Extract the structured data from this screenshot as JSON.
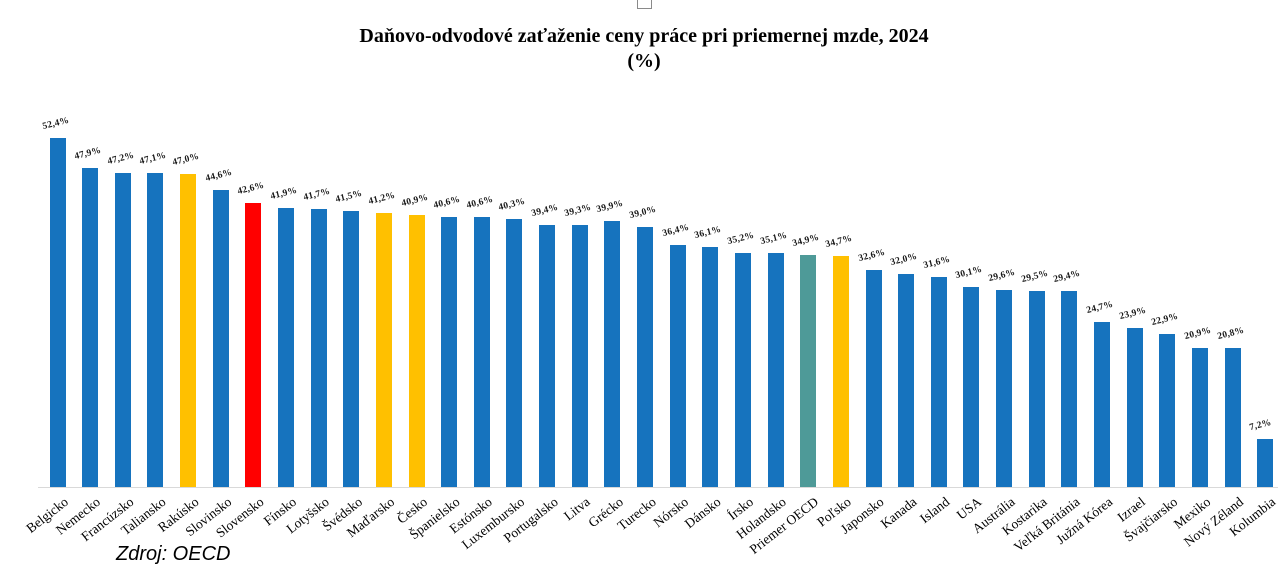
{
  "title": {
    "line1": "Daňovo-odvodové zaťaženie ceny práce pri priemernej mzde, 2024",
    "line2": "(%)"
  },
  "source": {
    "text": "Zdroj: OECD"
  },
  "palette": {
    "bar_default": "#1673BE",
    "bar_highlight": "#FFC000",
    "bar_slovakia": "#FF0000",
    "bar_oecd_average": "#4E9A98",
    "axis_line": "#D9D9D9",
    "value_label": "#1A1A1A",
    "axis_label": "#000000"
  },
  "chart_data": {
    "type": "bar",
    "title": "Daňovo-odvodové zaťaženie ceny práce pri priemernej mzde, 2024 (%)",
    "xlabel": "",
    "ylabel": "%",
    "ylim": [
      0,
      55
    ],
    "grid": false,
    "legend": "none",
    "value_labels_shown": true,
    "value_label_format": "decimal-comma, one decimal, percent suffix",
    "categories": [
      "Belgicko",
      "Nemecko",
      "Francúzsko",
      "Taliansko",
      "Rakúsko",
      "Slovinsko",
      "Slovensko",
      "Fínsko",
      "Lotyšsko",
      "Švédsko",
      "Maďarsko",
      "Česko",
      "Španielsko",
      "Estónsko",
      "Luxembursko",
      "Portugalsko",
      "Litva",
      "Grécko",
      "Turecko",
      "Nórsko",
      "Dánsko",
      "Írsko",
      "Holandsko",
      "Priemer OECD",
      "Poľsko",
      "Japonsko",
      "Kanada",
      "Island",
      "USA",
      "Austrália",
      "Kostarika",
      "Veľká Británia",
      "Južná Kórea",
      "Izrael",
      "Švajčiarsko",
      "Mexiko",
      "Nový Zéland",
      "Kolumbia"
    ],
    "values": [
      52.4,
      47.9,
      47.2,
      47.1,
      47.0,
      44.6,
      42.6,
      41.9,
      41.7,
      41.5,
      41.2,
      40.9,
      40.6,
      40.6,
      40.3,
      39.4,
      39.3,
      39.9,
      39.0,
      36.4,
      36.1,
      35.2,
      35.1,
      34.9,
      34.7,
      32.6,
      32.0,
      31.6,
      30.1,
      29.6,
      29.5,
      29.4,
      24.7,
      23.9,
      22.9,
      20.9,
      20.8,
      7.2
    ],
    "bar_color_roles": [
      "default",
      "default",
      "default",
      "default",
      "highlight",
      "default",
      "slovakia",
      "default",
      "default",
      "default",
      "highlight",
      "highlight",
      "default",
      "default",
      "default",
      "default",
      "default",
      "default",
      "default",
      "default",
      "default",
      "default",
      "default",
      "oecd_average",
      "highlight",
      "default",
      "default",
      "default",
      "default",
      "default",
      "default",
      "default",
      "default",
      "default",
      "default",
      "default",
      "default",
      "default"
    ]
  }
}
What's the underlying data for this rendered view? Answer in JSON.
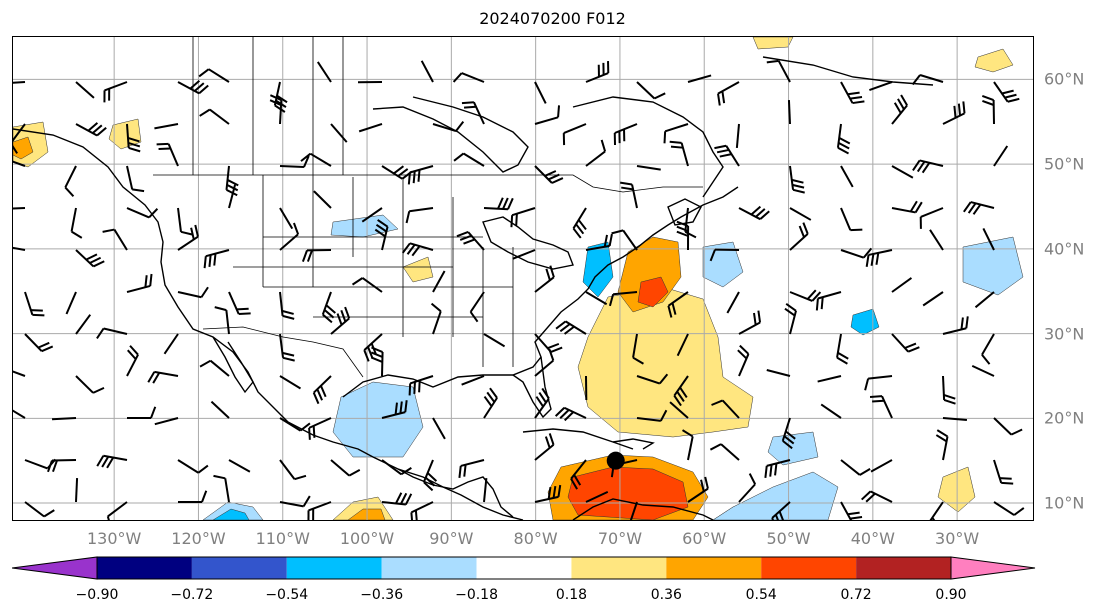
{
  "title": "2024070200 F012",
  "map": {
    "lon_range": [
      -142,
      -21
    ],
    "lat_range": [
      8,
      65
    ],
    "lat_ticks": [
      {
        "value": 10,
        "label": "10°N"
      },
      {
        "value": 20,
        "label": "20°N"
      },
      {
        "value": 30,
        "label": "30°N"
      },
      {
        "value": 40,
        "label": "40°N"
      },
      {
        "value": 50,
        "label": "50°N"
      },
      {
        "value": 60,
        "label": "60°N"
      }
    ],
    "lon_ticks": [
      {
        "value": -130,
        "label": "130°W"
      },
      {
        "value": -120,
        "label": "120°W"
      },
      {
        "value": -110,
        "label": "110°W"
      },
      {
        "value": -100,
        "label": "100°W"
      },
      {
        "value": -90,
        "label": "90°W"
      },
      {
        "value": -80,
        "label": "80°W"
      },
      {
        "value": -70,
        "label": "70°W"
      },
      {
        "value": -60,
        "label": "60°W"
      },
      {
        "value": -50,
        "label": "50°W"
      },
      {
        "value": -40,
        "label": "40°W"
      },
      {
        "value": -30,
        "label": "30°W"
      }
    ],
    "gridlines": true,
    "storm_marker": {
      "lon": -70.5,
      "lat": 15
    }
  },
  "colorbar": {
    "levels": [
      "−0.90",
      "−0.72",
      "−0.54",
      "−0.36",
      "−0.18",
      "0.18",
      "0.36",
      "0.54",
      "0.72",
      "0.90"
    ],
    "colors": [
      "#9933cc",
      "#000080",
      "#3355cc",
      "#00bfff",
      "#aaddff",
      "#ffffff",
      "#ffe680",
      "#ffa500",
      "#ff4500",
      "#b22222",
      "#ff7fbf"
    ],
    "extend": "both"
  }
}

§ §

Extract every line from the records above that contains the word "odvodové".

    "line1": "Daňovo-odvodové zaťaženie ceny práce pri priemernej mzde, 2024",
    "title": "Daňovo-odvodové zaťaženie ceny práce pri priemernej mzde, 2024 (%)",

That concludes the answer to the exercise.